#### [Job]
Reproduce the listing exactly and skip over any pictures.
=====
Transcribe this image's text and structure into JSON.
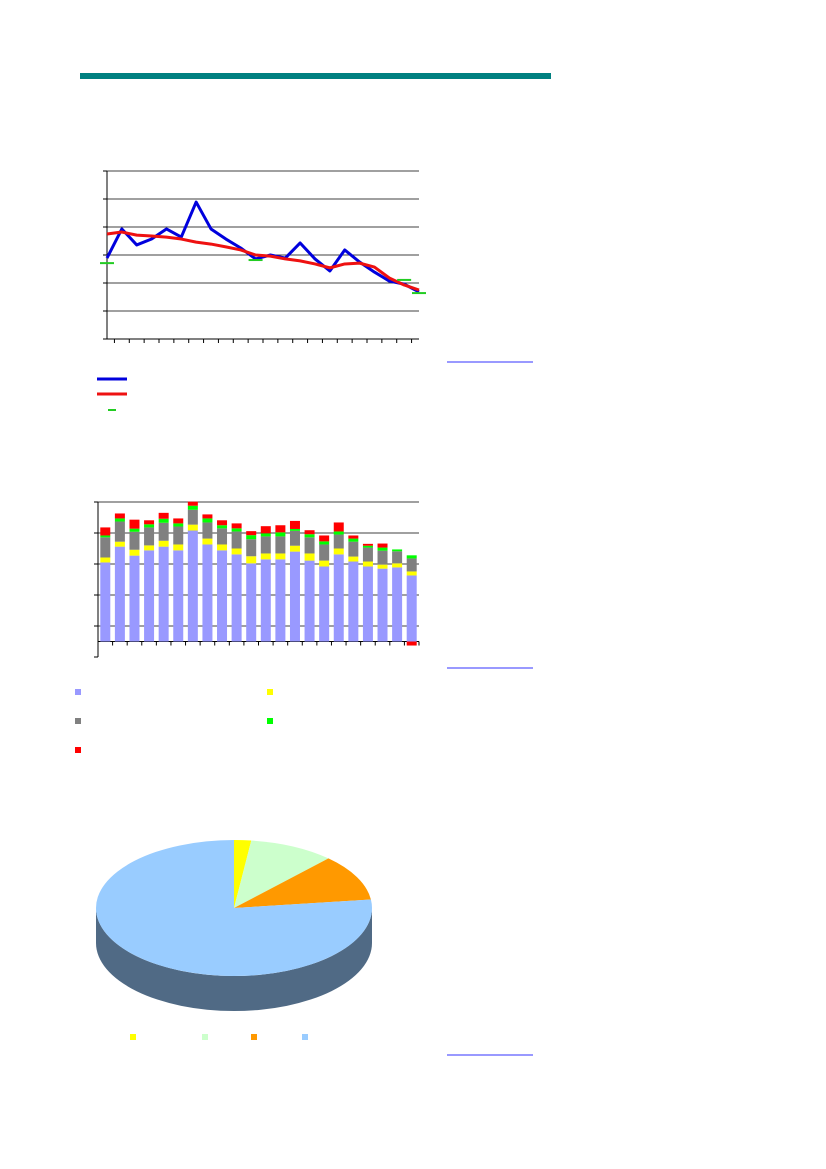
{
  "charts": [
    {
      "type": "line",
      "categories": [
        null,
        null,
        null,
        null,
        null,
        null,
        null,
        null,
        null,
        null,
        null,
        null,
        null,
        null,
        null,
        null,
        null,
        null,
        null,
        null,
        null,
        null
      ],
      "ylim": [
        0,
        6
      ],
      "yticks": [
        0,
        1,
        2,
        3,
        4,
        5,
        6
      ],
      "grid": true,
      "series": [
        {
          "color": "#0000dd",
          "values": [
            2.89,
            3.93,
            3.36,
            3.57,
            3.93,
            3.64,
            4.89,
            3.93,
            3.57,
            3.25,
            2.86,
            3.0,
            2.89,
            3.43,
            2.86,
            2.43,
            3.18,
            2.75,
            2.39,
            2.07,
            1.96,
            1.68
          ]
        },
        {
          "color": "#ee1111",
          "values": [
            3.75,
            3.82,
            3.71,
            3.68,
            3.64,
            3.57,
            3.46,
            3.39,
            3.29,
            3.18,
            3.0,
            2.96,
            2.86,
            2.79,
            2.68,
            2.54,
            2.68,
            2.71,
            2.57,
            2.18,
            1.93,
            1.75
          ]
        },
        {
          "color": "#22cc22",
          "marker": "dash",
          "values": [
            2.71,
            null,
            null,
            null,
            null,
            null,
            null,
            null,
            null,
            null,
            2.82,
            null,
            null,
            null,
            null,
            null,
            null,
            null,
            null,
            null,
            2.11,
            1.64
          ]
        }
      ]
    },
    {
      "type": "bar",
      "stacked": true,
      "categories": [
        null,
        null,
        null,
        null,
        null,
        null,
        null,
        null,
        null,
        null,
        null,
        null,
        null,
        null,
        null,
        null,
        null,
        null,
        null,
        null,
        null,
        null
      ],
      "ylim": [
        -0.5,
        4.5
      ],
      "yticks": [
        -0.5,
        0.5,
        1.5,
        2.5,
        3.5,
        4.5
      ],
      "grid": true,
      "series": [
        {
          "color": "#9999ff",
          "values": [
            2.55,
            3.06,
            2.77,
            2.94,
            3.06,
            2.94,
            3.58,
            3.13,
            2.94,
            2.81,
            2.52,
            2.65,
            2.65,
            2.9,
            2.61,
            2.42,
            2.81,
            2.58,
            2.42,
            2.35,
            2.39,
            2.13
          ]
        },
        {
          "color": "#ffff00",
          "values": [
            0.16,
            0.16,
            0.19,
            0.16,
            0.19,
            0.19,
            0.19,
            0.19,
            0.19,
            0.19,
            0.23,
            0.19,
            0.19,
            0.19,
            0.23,
            0.19,
            0.19,
            0.16,
            0.16,
            0.13,
            0.13,
            0.13
          ]
        },
        {
          "color": "#808080",
          "values": [
            0.65,
            0.65,
            0.58,
            0.58,
            0.58,
            0.58,
            0.48,
            0.52,
            0.52,
            0.55,
            0.55,
            0.55,
            0.55,
            0.48,
            0.52,
            0.52,
            0.45,
            0.48,
            0.45,
            0.45,
            0.39,
            0.42
          ]
        },
        {
          "color": "#00ff00",
          "values": [
            0.06,
            0.1,
            0.1,
            0.1,
            0.13,
            0.1,
            0.13,
            0.13,
            0.1,
            0.1,
            0.13,
            0.1,
            0.13,
            0.06,
            0.1,
            0.1,
            0.1,
            0.1,
            0.06,
            0.1,
            0.06,
            0.1
          ]
        },
        {
          "color": "#ff0000",
          "values": [
            0.26,
            0.16,
            0.29,
            0.13,
            0.19,
            0.16,
            0.13,
            0.13,
            0.16,
            0.16,
            0.13,
            0.23,
            0.23,
            0.26,
            0.13,
            0.19,
            0.29,
            0.1,
            0.06,
            0.13,
            0,
            -0.13
          ]
        }
      ]
    },
    {
      "type": "pie",
      "three_d": true,
      "values": [
        2,
        10,
        11,
        77
      ],
      "colors": [
        "#ffff00",
        "#ccffcc",
        "#ff9900",
        "#99ccff"
      ]
    }
  ]
}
=====
#### [Solution]
Transcribe this image's text and structure into JSON.
{
  "charts": [
    {
      "type": "line",
      "categories": [
        null,
        null,
        null,
        null,
        null,
        null,
        null,
        null,
        null,
        null,
        null,
        null,
        null,
        null,
        null,
        null,
        null,
        null,
        null,
        null,
        null,
        null
      ],
      "ylim": [
        0,
        6
      ],
      "yticks": [
        0,
        1,
        2,
        3,
        4,
        5,
        6
      ],
      "grid": true,
      "series": [
        {
          "color": "#0000dd",
          "values": [
            2.89,
            3.93,
            3.36,
            3.57,
            3.93,
            3.64,
            4.89,
            3.93,
            3.57,
            3.25,
            2.86,
            3.0,
            2.89,
            3.43,
            2.86,
            2.43,
            3.18,
            2.75,
            2.39,
            2.07,
            1.96,
            1.68
          ]
        },
        {
          "color": "#ee1111",
          "values": [
            3.75,
            3.82,
            3.71,
            3.68,
            3.64,
            3.57,
            3.46,
            3.39,
            3.29,
            3.18,
            3.0,
            2.96,
            2.86,
            2.79,
            2.68,
            2.54,
            2.68,
            2.71,
            2.57,
            2.18,
            1.93,
            1.75
          ]
        },
        {
          "color": "#22cc22",
          "marker": "dash",
          "values": [
            2.71,
            null,
            null,
            null,
            null,
            null,
            null,
            null,
            null,
            null,
            2.82,
            null,
            null,
            null,
            null,
            null,
            null,
            null,
            null,
            null,
            2.11,
            1.64
          ]
        }
      ]
    },
    {
      "type": "bar",
      "stacked": true,
      "categories": [
        null,
        null,
        null,
        null,
        null,
        null,
        null,
        null,
        null,
        null,
        null,
        null,
        null,
        null,
        null,
        null,
        null,
        null,
        null,
        null,
        null,
        null
      ],
      "ylim": [
        -0.5,
        4.5
      ],
      "yticks": [
        -0.5,
        0.5,
        1.5,
        2.5,
        3.5,
        4.5
      ],
      "grid": true,
      "series": [
        {
          "color": "#9999ff",
          "values": [
            2.55,
            3.06,
            2.77,
            2.94,
            3.06,
            2.94,
            3.58,
            3.13,
            2.94,
            2.81,
            2.52,
            2.65,
            2.65,
            2.9,
            2.61,
            2.42,
            2.81,
            2.58,
            2.42,
            2.35,
            2.39,
            2.13
          ]
        },
        {
          "color": "#ffff00",
          "values": [
            0.16,
            0.16,
            0.19,
            0.16,
            0.19,
            0.19,
            0.19,
            0.19,
            0.19,
            0.19,
            0.23,
            0.19,
            0.19,
            0.19,
            0.23,
            0.19,
            0.19,
            0.16,
            0.16,
            0.13,
            0.13,
            0.13
          ]
        },
        {
          "color": "#808080",
          "values": [
            0.65,
            0.65,
            0.58,
            0.58,
            0.58,
            0.58,
            0.48,
            0.52,
            0.52,
            0.55,
            0.55,
            0.55,
            0.55,
            0.48,
            0.52,
            0.52,
            0.45,
            0.48,
            0.45,
            0.45,
            0.39,
            0.42
          ]
        },
        {
          "color": "#00ff00",
          "values": [
            0.06,
            0.1,
            0.1,
            0.1,
            0.13,
            0.1,
            0.13,
            0.13,
            0.1,
            0.1,
            0.13,
            0.1,
            0.13,
            0.06,
            0.1,
            0.1,
            0.1,
            0.1,
            0.06,
            0.1,
            0.06,
            0.1
          ]
        },
        {
          "color": "#ff0000",
          "values": [
            0.26,
            0.16,
            0.29,
            0.13,
            0.19,
            0.16,
            0.13,
            0.13,
            0.16,
            0.16,
            0.13,
            0.23,
            0.23,
            0.26,
            0.13,
            0.19,
            0.29,
            0.1,
            0.06,
            0.13,
            0,
            -0.13
          ]
        }
      ]
    },
    {
      "type": "pie",
      "three_d": true,
      "values": [
        2,
        10,
        11,
        77
      ],
      "colors": [
        "#ffff00",
        "#ccffcc",
        "#ff9900",
        "#99ccff"
      ]
    }
  ]
}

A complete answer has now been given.